Task goal: Copy the listing below word for word. Start with its first line and stop after the line that contains "data-point — [356, 719, 363, 727]", including both of those lines.

Provided entries:
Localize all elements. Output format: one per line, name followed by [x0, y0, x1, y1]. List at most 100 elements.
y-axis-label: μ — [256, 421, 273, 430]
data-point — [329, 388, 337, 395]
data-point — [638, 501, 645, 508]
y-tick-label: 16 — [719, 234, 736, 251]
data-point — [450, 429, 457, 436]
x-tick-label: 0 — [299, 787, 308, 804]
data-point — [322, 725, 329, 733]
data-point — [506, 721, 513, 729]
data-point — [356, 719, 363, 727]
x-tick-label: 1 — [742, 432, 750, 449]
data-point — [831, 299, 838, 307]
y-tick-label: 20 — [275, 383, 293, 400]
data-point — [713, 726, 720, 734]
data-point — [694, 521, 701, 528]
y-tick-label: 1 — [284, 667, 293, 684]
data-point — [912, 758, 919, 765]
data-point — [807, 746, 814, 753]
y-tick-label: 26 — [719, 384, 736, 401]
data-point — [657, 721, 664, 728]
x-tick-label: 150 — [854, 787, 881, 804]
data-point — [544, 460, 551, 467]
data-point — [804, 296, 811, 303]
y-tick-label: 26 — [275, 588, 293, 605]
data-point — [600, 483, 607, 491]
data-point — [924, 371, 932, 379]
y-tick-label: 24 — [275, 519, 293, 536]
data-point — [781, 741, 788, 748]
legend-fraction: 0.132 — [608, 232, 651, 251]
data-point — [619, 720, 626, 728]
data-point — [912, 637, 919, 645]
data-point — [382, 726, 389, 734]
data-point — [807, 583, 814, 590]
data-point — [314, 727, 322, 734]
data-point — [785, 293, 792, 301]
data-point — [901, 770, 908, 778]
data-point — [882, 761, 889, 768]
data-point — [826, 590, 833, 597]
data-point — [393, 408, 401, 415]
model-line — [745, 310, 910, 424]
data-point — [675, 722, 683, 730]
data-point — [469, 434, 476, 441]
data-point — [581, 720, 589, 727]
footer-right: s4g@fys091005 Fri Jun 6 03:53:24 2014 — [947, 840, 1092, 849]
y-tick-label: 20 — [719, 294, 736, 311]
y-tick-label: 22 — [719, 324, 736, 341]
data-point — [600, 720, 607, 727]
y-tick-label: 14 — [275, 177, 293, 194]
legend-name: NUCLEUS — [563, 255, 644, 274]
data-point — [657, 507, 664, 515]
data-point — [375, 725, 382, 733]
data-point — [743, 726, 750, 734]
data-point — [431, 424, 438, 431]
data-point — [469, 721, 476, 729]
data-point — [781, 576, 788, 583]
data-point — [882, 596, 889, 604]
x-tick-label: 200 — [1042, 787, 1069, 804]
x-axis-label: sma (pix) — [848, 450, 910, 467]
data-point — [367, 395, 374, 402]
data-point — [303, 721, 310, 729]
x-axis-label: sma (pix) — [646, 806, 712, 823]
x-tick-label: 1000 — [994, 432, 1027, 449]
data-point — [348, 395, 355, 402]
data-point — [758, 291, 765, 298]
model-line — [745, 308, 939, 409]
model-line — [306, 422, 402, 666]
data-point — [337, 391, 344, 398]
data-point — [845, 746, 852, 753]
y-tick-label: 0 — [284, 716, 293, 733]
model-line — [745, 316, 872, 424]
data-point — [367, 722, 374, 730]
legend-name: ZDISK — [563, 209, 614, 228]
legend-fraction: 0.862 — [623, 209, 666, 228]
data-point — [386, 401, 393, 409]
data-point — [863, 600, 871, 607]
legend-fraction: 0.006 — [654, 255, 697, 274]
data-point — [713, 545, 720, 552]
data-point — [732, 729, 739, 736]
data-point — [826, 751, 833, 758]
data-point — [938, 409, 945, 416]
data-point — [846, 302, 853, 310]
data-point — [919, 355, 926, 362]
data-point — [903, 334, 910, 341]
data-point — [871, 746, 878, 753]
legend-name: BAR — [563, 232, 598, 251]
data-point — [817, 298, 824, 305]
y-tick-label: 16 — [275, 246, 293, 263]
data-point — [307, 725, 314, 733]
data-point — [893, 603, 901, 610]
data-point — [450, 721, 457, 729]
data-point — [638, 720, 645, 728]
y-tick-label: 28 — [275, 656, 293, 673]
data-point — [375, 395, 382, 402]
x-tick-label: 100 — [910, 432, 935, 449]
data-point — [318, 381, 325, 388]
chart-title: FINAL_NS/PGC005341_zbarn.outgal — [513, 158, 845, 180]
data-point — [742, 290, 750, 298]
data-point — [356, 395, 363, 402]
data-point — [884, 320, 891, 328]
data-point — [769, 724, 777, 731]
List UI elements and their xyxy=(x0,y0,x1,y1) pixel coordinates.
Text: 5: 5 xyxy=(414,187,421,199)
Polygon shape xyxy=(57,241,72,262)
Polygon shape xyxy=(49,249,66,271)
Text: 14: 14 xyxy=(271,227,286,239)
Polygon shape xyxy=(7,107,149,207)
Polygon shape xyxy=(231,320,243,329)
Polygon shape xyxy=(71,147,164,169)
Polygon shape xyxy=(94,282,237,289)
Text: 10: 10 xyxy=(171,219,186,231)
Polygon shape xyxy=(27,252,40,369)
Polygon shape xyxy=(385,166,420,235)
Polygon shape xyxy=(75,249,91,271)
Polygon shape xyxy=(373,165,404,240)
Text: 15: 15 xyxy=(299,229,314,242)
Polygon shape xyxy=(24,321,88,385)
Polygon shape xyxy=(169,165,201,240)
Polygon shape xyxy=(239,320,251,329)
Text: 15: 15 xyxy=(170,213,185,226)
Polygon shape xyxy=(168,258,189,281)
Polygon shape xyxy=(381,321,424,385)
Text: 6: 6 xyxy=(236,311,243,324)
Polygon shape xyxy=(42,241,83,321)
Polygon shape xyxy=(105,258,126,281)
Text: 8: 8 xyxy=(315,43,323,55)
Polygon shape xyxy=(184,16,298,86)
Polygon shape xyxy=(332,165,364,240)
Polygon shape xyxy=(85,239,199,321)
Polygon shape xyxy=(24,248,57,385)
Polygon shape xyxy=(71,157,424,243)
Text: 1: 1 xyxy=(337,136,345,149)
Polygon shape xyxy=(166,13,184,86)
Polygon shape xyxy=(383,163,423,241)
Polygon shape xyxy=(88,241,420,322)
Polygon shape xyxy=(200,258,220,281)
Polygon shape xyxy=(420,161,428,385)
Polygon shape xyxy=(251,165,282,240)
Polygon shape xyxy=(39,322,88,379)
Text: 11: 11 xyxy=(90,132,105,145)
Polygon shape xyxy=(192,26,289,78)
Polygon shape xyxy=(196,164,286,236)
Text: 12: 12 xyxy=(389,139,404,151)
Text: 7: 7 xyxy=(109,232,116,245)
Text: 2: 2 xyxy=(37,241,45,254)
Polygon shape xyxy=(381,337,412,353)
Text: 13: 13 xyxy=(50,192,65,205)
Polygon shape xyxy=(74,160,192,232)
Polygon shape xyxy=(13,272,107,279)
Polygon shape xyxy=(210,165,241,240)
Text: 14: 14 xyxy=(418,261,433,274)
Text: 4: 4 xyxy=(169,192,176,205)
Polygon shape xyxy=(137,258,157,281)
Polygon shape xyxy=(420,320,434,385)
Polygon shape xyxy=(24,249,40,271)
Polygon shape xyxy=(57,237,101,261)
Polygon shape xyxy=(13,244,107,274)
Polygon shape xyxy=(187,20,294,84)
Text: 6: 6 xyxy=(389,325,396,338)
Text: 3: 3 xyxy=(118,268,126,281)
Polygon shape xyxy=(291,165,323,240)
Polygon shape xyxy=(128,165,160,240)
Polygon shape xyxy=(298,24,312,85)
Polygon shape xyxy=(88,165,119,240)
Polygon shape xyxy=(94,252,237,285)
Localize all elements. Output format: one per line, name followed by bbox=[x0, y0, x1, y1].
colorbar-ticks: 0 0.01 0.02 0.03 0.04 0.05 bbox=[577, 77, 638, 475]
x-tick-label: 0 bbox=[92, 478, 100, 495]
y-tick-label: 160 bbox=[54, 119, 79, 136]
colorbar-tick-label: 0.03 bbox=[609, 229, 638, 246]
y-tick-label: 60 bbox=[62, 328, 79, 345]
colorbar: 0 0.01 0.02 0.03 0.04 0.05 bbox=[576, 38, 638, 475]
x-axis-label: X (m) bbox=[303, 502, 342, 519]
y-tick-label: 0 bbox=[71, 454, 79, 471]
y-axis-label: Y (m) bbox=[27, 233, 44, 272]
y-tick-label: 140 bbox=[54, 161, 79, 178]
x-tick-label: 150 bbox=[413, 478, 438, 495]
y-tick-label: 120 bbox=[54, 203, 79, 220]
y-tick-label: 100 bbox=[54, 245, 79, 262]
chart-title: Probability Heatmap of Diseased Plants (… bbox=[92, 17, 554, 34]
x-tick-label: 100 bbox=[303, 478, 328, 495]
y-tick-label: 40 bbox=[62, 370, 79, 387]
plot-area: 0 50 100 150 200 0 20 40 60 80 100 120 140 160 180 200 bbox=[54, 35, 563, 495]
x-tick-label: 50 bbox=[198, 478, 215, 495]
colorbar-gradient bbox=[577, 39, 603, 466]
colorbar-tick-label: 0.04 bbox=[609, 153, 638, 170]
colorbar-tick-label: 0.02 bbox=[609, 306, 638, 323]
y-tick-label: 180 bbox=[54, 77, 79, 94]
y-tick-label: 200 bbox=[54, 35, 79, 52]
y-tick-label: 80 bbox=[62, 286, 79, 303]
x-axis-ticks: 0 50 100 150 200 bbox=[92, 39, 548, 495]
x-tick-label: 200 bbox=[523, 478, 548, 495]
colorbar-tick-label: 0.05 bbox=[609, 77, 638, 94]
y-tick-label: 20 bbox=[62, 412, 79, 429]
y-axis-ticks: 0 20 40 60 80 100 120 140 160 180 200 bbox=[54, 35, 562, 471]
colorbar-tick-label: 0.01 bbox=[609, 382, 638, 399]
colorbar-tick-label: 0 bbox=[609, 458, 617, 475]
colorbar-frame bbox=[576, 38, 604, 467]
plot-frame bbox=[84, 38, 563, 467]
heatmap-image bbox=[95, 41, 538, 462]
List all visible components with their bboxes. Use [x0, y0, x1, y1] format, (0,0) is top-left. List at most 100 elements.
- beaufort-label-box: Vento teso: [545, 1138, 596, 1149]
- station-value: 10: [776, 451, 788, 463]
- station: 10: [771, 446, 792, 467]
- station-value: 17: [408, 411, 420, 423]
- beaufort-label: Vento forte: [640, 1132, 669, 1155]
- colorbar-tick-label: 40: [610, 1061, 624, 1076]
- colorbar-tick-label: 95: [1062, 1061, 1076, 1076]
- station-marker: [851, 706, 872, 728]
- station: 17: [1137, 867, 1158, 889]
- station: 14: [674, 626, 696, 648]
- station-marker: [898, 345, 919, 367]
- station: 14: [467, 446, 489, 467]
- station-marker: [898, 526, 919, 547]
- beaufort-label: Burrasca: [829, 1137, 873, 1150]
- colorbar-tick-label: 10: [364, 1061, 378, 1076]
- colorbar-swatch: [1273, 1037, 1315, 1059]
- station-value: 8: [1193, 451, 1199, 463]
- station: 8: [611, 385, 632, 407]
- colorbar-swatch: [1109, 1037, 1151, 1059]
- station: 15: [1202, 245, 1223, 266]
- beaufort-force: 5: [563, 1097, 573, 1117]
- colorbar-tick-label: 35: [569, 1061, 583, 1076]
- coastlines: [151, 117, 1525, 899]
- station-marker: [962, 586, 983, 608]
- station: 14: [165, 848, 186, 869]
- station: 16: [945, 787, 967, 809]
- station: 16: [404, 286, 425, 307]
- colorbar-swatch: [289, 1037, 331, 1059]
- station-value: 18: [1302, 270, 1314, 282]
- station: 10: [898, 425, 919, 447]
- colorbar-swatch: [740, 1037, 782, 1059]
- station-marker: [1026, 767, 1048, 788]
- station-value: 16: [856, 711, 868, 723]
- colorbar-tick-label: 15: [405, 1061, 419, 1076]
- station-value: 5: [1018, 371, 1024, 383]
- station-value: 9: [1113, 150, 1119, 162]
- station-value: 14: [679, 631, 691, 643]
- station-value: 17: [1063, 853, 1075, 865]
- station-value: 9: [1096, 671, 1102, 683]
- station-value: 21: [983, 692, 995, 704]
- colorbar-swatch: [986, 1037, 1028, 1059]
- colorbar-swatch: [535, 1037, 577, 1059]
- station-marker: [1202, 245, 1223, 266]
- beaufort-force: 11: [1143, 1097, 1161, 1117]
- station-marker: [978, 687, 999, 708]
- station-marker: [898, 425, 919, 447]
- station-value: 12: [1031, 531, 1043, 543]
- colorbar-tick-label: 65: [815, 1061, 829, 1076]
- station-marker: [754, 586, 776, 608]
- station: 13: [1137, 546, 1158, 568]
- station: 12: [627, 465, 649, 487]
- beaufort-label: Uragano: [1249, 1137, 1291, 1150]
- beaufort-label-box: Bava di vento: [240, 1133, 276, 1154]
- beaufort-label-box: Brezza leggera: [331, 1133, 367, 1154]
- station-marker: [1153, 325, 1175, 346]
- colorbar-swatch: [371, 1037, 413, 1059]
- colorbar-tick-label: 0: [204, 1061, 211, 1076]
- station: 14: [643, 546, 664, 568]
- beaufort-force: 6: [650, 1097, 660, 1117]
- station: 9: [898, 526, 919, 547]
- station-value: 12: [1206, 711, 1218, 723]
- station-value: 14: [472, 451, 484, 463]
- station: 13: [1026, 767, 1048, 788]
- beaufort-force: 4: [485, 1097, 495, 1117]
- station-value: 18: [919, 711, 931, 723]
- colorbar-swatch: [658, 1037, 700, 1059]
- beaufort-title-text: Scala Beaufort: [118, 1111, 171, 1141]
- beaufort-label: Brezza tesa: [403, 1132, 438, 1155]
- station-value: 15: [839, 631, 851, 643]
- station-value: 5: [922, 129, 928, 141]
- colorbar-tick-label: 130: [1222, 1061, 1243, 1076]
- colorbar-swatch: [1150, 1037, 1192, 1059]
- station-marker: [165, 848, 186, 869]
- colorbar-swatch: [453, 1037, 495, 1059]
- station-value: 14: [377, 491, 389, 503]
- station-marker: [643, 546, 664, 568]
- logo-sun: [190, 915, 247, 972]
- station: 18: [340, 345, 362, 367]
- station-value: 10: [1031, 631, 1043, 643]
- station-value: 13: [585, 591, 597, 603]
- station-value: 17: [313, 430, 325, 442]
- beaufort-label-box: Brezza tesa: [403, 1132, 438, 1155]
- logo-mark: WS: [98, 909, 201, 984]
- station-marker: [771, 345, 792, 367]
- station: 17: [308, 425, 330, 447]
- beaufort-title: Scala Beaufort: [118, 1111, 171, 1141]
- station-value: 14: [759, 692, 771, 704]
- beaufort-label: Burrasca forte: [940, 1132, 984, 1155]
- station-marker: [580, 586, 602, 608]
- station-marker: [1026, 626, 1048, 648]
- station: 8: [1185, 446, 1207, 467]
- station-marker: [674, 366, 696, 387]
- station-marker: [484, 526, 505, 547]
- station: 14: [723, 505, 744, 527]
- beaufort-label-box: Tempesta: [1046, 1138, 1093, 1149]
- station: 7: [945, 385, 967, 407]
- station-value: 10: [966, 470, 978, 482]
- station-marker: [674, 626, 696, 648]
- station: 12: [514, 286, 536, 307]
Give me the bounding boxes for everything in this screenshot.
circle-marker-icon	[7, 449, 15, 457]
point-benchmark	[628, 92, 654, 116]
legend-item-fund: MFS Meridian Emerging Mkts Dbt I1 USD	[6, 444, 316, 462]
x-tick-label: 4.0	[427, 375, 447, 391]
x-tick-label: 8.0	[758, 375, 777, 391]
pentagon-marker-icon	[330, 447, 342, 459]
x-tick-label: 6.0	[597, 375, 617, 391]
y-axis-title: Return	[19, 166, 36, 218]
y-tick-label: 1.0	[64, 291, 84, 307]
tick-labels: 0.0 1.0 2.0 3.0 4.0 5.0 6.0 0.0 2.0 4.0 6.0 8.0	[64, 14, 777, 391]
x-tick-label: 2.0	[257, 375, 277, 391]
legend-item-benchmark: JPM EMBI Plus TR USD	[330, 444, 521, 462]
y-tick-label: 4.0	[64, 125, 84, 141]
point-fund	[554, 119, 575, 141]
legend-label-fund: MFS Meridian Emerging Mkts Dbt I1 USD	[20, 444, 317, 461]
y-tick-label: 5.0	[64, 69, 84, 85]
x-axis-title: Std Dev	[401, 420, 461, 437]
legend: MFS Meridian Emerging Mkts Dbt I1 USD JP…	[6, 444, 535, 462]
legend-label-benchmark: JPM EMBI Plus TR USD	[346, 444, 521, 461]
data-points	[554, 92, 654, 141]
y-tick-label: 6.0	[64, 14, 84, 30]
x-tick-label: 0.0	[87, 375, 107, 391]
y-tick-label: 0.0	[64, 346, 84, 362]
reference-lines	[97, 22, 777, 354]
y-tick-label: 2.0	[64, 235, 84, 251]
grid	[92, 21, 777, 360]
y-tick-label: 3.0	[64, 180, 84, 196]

Correct output:
Localize all elements. Output format: one per line, name followed by [x0, y0, x1, y1]. List at most 100 elements.
y-axis-label: μ — [256, 421, 273, 430]
data-point — [329, 388, 337, 395]
data-point — [638, 501, 645, 508]
y-tick-label: 16 — [719, 234, 736, 251]
data-point — [450, 429, 457, 436]
x-tick-label: 0 — [299, 787, 308, 804]
data-point — [322, 725, 329, 733]
data-point — [506, 721, 513, 729]
data-point — [356, 719, 363, 727]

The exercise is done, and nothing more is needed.